Instructions for the task
Search the data below for "раза"; list each line that holds it.
━━━━━━━━━━━━━━━━━━━━
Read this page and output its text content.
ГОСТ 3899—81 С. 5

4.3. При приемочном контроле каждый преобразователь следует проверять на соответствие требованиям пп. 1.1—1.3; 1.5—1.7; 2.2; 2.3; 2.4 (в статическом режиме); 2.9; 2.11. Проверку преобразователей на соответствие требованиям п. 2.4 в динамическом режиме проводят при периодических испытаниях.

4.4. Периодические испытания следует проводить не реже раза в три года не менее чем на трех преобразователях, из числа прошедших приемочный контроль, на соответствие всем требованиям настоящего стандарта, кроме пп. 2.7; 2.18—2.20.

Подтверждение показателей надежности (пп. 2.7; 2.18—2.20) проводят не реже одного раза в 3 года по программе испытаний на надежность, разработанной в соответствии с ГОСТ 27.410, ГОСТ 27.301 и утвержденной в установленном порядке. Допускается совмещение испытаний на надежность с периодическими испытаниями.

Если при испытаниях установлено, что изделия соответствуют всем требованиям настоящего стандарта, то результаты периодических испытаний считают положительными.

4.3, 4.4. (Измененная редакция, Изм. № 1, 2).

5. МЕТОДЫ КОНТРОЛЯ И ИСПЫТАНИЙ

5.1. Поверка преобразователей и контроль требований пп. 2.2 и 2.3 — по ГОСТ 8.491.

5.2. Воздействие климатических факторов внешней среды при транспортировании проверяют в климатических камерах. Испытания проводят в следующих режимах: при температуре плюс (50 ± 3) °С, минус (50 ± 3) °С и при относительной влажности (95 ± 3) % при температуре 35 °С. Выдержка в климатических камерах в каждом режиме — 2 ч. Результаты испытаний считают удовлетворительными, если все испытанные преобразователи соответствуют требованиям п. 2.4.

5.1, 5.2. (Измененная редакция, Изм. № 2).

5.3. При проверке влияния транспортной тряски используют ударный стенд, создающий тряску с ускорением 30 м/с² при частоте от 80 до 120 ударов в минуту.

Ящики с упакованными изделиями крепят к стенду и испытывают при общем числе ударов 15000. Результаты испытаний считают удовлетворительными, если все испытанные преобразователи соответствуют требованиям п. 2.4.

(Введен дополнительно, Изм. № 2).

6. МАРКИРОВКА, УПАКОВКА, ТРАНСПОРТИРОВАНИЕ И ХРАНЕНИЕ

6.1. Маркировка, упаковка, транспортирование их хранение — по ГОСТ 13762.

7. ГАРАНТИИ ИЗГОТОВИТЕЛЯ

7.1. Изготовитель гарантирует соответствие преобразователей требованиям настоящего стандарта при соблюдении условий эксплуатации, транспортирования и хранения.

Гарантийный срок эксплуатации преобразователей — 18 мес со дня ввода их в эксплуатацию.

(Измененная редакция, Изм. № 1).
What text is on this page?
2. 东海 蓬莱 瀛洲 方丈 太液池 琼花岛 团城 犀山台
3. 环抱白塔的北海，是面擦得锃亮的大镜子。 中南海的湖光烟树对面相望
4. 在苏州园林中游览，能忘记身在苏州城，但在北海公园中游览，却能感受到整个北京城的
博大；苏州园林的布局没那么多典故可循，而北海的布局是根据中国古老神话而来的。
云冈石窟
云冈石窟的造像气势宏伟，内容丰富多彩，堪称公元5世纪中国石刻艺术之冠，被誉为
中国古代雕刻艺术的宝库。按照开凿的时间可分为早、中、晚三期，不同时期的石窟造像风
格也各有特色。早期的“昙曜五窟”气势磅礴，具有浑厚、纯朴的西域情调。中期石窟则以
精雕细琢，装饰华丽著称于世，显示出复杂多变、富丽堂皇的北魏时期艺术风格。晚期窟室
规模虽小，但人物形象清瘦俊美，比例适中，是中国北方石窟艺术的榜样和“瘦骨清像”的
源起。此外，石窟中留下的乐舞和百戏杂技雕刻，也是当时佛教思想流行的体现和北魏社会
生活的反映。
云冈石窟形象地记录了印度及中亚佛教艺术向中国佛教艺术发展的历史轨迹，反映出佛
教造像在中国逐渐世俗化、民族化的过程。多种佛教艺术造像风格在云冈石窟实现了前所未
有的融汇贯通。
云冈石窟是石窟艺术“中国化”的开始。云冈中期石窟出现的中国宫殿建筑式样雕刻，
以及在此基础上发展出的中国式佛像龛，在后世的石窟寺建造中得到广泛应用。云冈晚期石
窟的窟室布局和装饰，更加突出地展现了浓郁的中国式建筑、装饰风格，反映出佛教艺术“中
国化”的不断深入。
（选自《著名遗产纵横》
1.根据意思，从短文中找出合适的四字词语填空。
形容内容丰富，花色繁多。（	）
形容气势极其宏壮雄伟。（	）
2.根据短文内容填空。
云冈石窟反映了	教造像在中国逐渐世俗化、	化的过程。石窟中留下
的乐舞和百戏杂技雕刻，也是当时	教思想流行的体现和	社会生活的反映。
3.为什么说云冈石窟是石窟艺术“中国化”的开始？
━━━━━━━━━━━━━━━━━━━━
The reply
4.4. Периодические испытания следует проводить не реже раза в три года не менее чем на трех преобразователях, из числа прошедших приемочный контроль, на соответствие всем требованиям настоящего стандарта, кроме пп. 2.7; 2.18—2.20.
Подтверждение показателей надежности (пп. 2.7; 2.18—2.20) проводят не реже одного раза в 3 года по программе испытаний на надежность, разработанной в соответствии с ГОСТ 27.410, ГОСТ 27.301 и утвержденной в установленном порядке. Допускается совмещение испытаний на надежность с периодическими испытаниями.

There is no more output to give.